What is asked =
Reading down the listing below, count the lines where the word "important" shows up, then give only that count.

Data records
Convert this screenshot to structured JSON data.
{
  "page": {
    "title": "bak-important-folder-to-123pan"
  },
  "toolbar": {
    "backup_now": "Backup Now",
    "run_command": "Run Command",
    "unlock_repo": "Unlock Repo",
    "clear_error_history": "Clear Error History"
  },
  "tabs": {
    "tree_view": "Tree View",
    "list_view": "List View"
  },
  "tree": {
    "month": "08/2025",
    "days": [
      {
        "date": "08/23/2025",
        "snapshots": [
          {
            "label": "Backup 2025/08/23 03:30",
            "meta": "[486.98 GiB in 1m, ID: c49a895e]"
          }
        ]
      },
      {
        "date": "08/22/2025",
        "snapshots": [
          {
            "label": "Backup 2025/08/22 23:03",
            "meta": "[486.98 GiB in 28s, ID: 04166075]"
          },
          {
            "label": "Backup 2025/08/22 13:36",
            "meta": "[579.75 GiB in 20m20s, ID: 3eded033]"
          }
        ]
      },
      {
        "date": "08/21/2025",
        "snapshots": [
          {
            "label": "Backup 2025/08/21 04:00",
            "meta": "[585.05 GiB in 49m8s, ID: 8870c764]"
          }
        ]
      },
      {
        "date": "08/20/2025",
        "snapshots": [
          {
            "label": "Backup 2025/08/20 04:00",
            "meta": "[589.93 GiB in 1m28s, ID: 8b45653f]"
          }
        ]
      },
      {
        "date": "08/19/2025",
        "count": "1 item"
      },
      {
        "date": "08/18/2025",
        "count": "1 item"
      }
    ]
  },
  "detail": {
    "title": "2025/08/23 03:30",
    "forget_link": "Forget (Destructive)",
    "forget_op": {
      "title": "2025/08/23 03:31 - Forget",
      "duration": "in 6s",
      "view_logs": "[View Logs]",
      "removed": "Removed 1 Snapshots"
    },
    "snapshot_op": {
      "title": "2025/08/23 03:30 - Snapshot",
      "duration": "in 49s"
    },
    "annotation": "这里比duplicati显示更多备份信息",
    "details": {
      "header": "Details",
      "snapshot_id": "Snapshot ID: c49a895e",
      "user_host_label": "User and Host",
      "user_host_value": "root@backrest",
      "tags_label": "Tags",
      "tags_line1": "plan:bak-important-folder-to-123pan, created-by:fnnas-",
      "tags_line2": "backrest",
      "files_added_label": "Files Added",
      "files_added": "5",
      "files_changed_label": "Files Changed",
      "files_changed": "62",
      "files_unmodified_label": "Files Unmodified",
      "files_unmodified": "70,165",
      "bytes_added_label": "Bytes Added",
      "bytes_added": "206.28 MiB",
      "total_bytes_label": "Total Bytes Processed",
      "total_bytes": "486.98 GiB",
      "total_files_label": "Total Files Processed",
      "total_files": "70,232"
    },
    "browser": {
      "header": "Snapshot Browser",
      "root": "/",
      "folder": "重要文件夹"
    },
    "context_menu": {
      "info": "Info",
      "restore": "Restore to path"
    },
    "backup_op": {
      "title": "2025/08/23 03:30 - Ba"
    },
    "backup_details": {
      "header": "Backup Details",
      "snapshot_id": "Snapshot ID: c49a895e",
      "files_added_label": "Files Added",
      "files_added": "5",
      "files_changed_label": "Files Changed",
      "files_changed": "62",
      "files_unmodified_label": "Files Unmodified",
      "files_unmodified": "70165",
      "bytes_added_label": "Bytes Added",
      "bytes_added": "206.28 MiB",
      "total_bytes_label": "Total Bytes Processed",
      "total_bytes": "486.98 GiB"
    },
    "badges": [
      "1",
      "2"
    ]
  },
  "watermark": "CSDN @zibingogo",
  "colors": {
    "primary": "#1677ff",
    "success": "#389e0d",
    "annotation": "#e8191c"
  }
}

Solution to this exercise =
2